Written instruction - Each line of the listing that contains the word "text" is to be copied.

Dataset records -
----------------------------------------
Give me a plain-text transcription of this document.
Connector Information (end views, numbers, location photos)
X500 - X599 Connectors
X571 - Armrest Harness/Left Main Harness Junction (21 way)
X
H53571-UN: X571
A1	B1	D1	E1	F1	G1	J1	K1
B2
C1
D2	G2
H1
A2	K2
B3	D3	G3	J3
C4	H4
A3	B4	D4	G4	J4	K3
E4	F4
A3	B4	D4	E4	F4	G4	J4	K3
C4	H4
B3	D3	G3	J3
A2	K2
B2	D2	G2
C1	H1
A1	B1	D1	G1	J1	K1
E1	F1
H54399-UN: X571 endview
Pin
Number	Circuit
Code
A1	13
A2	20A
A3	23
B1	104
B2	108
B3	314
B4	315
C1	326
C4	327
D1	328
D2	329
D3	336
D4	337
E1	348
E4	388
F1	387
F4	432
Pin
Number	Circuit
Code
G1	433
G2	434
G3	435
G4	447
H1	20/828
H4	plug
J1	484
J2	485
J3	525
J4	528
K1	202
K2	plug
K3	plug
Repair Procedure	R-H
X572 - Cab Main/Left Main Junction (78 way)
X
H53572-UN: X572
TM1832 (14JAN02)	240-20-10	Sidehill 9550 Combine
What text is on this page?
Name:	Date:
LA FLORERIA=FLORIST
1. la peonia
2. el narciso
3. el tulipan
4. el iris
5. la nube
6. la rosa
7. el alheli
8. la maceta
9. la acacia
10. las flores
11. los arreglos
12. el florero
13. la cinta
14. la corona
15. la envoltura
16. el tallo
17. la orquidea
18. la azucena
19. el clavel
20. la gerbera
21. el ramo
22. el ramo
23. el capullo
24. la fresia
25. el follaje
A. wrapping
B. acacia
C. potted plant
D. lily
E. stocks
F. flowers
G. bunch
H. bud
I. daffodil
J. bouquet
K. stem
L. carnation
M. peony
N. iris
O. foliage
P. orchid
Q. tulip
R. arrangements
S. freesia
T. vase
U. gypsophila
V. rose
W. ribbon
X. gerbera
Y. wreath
----------------------------------------
Problem solution -
Give me a plain-text transcription of this document.
What text is on this page?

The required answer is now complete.